Each line that follows is to be retyped exactly.

TASK INPUT:
+++

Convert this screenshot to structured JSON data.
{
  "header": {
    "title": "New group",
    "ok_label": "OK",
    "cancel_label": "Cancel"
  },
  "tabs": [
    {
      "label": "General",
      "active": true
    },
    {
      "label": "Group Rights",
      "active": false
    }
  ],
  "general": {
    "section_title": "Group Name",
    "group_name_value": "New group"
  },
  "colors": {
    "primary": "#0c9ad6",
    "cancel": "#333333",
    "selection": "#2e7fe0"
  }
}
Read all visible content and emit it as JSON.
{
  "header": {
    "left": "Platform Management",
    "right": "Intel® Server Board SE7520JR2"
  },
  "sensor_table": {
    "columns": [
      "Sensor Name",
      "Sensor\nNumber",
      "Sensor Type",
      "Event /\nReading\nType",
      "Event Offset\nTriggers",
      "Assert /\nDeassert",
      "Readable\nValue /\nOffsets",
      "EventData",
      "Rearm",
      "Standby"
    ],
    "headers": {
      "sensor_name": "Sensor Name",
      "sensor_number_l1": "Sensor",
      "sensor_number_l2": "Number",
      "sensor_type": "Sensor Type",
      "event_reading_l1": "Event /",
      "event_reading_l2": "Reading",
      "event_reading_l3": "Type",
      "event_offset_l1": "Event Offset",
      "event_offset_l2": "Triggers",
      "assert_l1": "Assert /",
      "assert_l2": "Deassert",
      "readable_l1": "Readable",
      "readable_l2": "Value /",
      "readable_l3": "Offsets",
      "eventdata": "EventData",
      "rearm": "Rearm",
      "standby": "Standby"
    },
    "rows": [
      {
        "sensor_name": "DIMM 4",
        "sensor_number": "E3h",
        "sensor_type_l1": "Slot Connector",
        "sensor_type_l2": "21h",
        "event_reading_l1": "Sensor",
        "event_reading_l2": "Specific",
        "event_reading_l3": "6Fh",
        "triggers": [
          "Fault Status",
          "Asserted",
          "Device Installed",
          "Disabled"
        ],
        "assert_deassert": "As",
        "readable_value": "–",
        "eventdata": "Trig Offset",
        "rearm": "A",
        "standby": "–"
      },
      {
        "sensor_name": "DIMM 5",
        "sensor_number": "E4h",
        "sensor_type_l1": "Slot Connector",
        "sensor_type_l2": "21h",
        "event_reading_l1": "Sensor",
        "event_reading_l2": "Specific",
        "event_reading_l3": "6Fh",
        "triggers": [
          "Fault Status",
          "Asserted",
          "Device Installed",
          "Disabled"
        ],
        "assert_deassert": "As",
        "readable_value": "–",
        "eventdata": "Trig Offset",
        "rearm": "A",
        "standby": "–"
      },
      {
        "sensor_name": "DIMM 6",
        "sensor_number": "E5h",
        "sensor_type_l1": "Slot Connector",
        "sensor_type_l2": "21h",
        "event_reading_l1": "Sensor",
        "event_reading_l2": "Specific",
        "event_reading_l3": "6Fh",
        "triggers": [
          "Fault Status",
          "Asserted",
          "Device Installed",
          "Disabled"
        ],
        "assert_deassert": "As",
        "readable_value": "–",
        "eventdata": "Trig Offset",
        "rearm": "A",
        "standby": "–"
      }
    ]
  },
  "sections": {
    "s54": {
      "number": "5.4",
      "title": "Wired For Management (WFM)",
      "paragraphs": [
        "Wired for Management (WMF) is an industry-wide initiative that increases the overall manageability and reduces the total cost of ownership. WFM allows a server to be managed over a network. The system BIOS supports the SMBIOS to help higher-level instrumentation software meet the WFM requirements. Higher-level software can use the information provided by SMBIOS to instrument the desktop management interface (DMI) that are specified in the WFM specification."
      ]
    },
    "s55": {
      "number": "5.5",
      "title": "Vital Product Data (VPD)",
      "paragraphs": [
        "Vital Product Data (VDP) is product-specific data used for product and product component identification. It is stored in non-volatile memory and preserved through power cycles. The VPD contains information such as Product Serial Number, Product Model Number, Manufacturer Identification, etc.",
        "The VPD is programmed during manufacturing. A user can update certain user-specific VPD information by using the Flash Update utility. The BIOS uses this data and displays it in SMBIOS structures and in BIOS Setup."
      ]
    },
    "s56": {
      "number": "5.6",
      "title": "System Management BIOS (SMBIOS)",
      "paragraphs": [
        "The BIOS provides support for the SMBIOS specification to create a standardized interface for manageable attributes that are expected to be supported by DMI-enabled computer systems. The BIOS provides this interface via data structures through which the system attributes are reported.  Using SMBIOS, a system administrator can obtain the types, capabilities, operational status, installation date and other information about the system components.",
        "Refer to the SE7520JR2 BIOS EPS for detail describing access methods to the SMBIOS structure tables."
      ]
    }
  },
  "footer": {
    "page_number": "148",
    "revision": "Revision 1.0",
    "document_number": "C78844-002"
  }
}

+++

ANSWER:
Convert this screenshot to structured JSON data.
{
  "header": {
    "title": "New group",
    "ok_label": "OK",
    "cancel_label": "Cancel"
  },
  "tabs": [
    {
      "label": "General",
      "active": true
    },
    {
      "label": "Group Rights",
      "active": false
    }
  ],
  "general": {
    "section_title": "Group Name",
    "group_name_value": "New group"
  },
  "colors": {
    "primary": "#0c9ad6",
    "cancel": "#333333",
    "selection": "#2e7fe0"
  }
}
Read all visible content and emit it as JSON.
{
  "header": {
    "left": "Platform Management",
    "right": "Intel® Server Board SE7520JR2"
  },
  "sensor_table": {
    "columns": [
      "Sensor Name",
      "Sensor\nNumber",
      "Sensor Type",
      "Event /\nReading\nType",
      "Event Offset\nTriggers",
      "Assert /\nDeassert",
      "Readable\nValue /\nOffsets",
      "EventData",
      "Rearm",
      "Standby"
    ],
    "headers": {
      "sensor_name": "Sensor Name",
      "sensor_number_l1": "Sensor",
      "sensor_number_l2": "Number",
      "sensor_type": "Sensor Type",
      "event_reading_l1": "Event /",
      "event_reading_l2": "Reading",
      "event_reading_l3": "Type",
      "event_offset_l1": "Event Offset",
      "event_offset_l2": "Triggers",
      "assert_l1": "Assert /",
      "assert_l2": "Deassert",
      "readable_l1": "Readable",
      "readable_l2": "Value /",
      "readable_l3": "Offsets",
      "eventdata": "EventData",
      "rearm": "Rearm",
      "standby": "Standby"
    },
    "rows": [
      {
        "sensor_name": "DIMM 4",
        "sensor_number": "E3h",
        "sensor_type_l1": "Slot Connector",
        "sensor_type_l2": "21h",
        "event_reading_l1": "Sensor",
        "event_reading_l2": "Specific",
        "event_reading_l3": "6Fh",
        "triggers": [
          "Fault Status",
          "Asserted",
          "Device Installed",
          "Disabled"
        ],
        "assert_deassert": "As",
        "readable_value": "–",
        "eventdata": "Trig Offset",
        "rearm": "A",
        "standby": "–"
      },
      {
        "sensor_name": "DIMM 5",
        "sensor_number": "E4h",
        "sensor_type_l1": "Slot Connector",
        "sensor_type_l2": "21h",
        "event_reading_l1": "Sensor",
        "event_reading_l2": "Specific",
        "event_reading_l3": "6Fh",
        "triggers": [
          "Fault Status",
          "Asserted",
          "Device Installed",
          "Disabled"
        ],
        "assert_deassert": "As",
        "readable_value": "–",
        "eventdata": "Trig Offset",
        "rearm": "A",
        "standby": "–"
      },
      {
        "sensor_name": "DIMM 6",
        "sensor_number": "E5h",
        "sensor_type_l1": "Slot Connector",
        "sensor_type_l2": "21h",
        "event_reading_l1": "Sensor",
        "event_reading_l2": "Specific",
        "event_reading_l3": "6Fh",
        "triggers": [
          "Fault Status",
          "Asserted",
          "Device Installed",
          "Disabled"
        ],
        "assert_deassert": "As",
        "readable_value": "–",
        "eventdata": "Trig Offset",
        "rearm": "A",
        "standby": "–"
      }
    ]
  },
  "sections": {
    "s54": {
      "number": "5.4",
      "title": "Wired For Management (WFM)",
      "paragraphs": [
        "Wired for Management (WMF) is an industry-wide initiative that increases the overall manageability and reduces the total cost of ownership. WFM allows a server to be managed over a network. The system BIOS supports the SMBIOS to help higher-level instrumentation software meet the WFM requirements. Higher-level software can use the information provided by SMBIOS to instrument the desktop management interface (DMI) that are specified in the WFM specification."
      ]
    },
    "s55": {
      "number": "5.5",
      "title": "Vital Product Data (VPD)",
      "paragraphs": [
        "Vital Product Data (VDP) is product-specific data used for product and product component identification. It is stored in non-volatile memory and preserved through power cycles. The VPD contains information such as Product Serial Number, Product Model Number, Manufacturer Identification, etc.",
        "The VPD is programmed during manufacturing. A user can update certain user-specific VPD information by using the Flash Update utility. The BIOS uses this data and displays it in SMBIOS structures and in BIOS Setup."
      ]
    },
    "s56": {
      "number": "5.6",
      "title": "System Management BIOS (SMBIOS)",
      "paragraphs": [
        "The BIOS provides support for the SMBIOS specification to create a standardized interface for manageable attributes that are expected to be supported by DMI-enabled computer systems. The BIOS provides this interface via data structures through which the system attributes are reported.  Using SMBIOS, a system administrator can obtain the types, capabilities, operational status, installation date and other information about the system components.",
        "Refer to the SE7520JR2 BIOS EPS for detail describing access methods to the SMBIOS structure tables."
      ]
    }
  },
  "footer": {
    "page_number": "148",
    "revision": "Revision 1.0",
    "document_number": "C78844-002"
  }
}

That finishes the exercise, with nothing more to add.